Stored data
════════
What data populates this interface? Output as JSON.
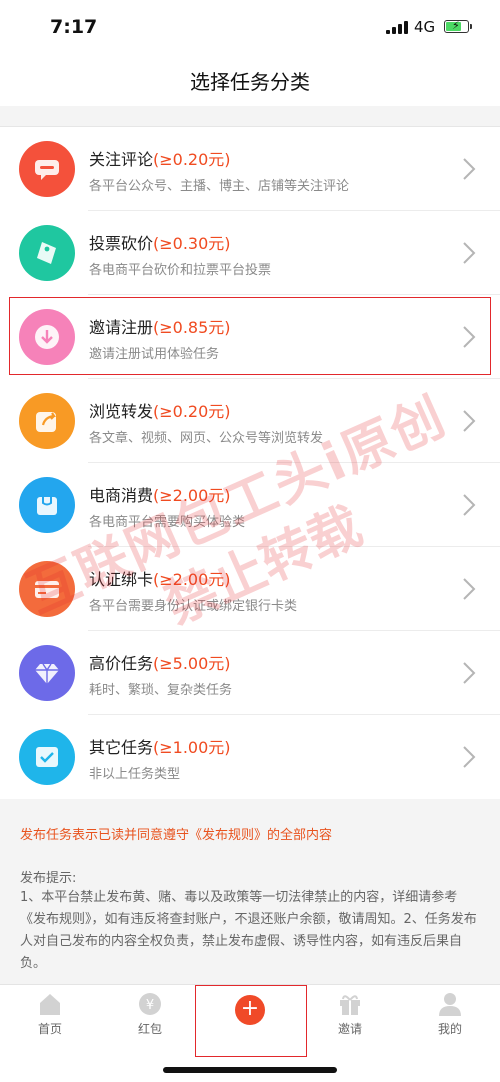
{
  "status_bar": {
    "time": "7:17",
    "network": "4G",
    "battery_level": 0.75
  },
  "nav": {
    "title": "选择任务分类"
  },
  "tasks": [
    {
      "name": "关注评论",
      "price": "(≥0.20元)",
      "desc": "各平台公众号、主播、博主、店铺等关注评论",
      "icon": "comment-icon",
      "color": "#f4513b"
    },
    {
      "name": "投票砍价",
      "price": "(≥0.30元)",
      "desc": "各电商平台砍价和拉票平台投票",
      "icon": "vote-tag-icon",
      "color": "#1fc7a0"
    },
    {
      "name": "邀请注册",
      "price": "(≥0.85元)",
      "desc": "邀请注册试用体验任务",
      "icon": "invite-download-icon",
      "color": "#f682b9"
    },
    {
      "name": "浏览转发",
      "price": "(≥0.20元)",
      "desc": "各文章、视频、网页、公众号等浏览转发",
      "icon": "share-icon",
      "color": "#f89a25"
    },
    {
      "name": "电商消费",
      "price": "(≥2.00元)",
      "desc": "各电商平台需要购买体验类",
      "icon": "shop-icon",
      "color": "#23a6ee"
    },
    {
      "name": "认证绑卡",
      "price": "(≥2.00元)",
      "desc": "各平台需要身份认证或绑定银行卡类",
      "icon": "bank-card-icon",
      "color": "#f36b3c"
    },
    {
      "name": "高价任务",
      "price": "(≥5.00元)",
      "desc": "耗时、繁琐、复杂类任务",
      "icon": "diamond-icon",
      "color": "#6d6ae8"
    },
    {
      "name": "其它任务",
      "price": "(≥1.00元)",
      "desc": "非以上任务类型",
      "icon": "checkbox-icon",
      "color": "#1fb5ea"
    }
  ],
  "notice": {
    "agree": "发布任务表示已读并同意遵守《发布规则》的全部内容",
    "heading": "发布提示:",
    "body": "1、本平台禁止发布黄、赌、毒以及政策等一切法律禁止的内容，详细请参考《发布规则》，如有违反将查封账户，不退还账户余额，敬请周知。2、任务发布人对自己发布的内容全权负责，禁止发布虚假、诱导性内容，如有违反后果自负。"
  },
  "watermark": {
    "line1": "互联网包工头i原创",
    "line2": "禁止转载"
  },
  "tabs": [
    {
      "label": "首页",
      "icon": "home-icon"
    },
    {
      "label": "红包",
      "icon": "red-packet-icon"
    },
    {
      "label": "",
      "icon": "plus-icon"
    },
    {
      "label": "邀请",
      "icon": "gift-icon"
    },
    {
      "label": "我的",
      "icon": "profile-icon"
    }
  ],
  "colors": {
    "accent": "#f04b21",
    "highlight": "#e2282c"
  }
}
════════
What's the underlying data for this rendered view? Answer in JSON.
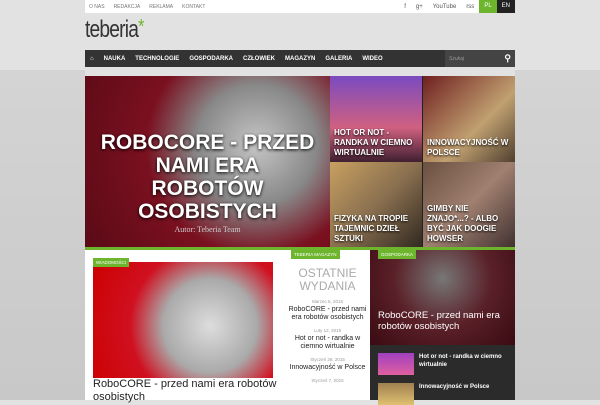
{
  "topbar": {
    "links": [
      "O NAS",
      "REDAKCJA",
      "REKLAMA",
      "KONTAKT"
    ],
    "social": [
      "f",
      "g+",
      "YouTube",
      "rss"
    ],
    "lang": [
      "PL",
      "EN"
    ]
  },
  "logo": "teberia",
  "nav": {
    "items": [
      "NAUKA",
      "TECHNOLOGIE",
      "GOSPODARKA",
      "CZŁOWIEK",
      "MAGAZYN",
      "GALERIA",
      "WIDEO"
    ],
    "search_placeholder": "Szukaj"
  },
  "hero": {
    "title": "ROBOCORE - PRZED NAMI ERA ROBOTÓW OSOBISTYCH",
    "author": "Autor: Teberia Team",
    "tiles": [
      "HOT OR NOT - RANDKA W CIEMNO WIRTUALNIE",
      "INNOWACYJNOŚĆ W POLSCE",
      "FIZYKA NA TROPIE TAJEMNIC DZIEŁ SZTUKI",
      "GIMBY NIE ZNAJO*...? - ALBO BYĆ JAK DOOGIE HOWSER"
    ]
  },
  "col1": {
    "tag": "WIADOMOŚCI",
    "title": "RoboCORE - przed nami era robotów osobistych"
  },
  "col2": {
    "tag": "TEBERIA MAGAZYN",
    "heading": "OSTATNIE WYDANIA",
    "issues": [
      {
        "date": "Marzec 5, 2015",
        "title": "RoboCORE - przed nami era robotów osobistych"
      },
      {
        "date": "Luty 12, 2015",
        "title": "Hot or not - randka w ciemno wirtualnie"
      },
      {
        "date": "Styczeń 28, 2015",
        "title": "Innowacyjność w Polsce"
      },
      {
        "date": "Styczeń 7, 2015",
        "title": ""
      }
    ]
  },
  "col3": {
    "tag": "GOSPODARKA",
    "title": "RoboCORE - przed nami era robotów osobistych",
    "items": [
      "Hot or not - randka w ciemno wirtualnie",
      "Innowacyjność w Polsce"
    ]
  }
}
════════
**Aim of the task**
Filter the entries down to the lines with the word "name" in them.

**Answer to the exercise**
      "name": "关注评论",
      "name": "投票砍价",
      "name": "邀请注册",
      "name": "浏览转发",
      "name": "电商消费",
      "name": "认证绑卡",
      "name": "高价任务",
      "name": "其它任务",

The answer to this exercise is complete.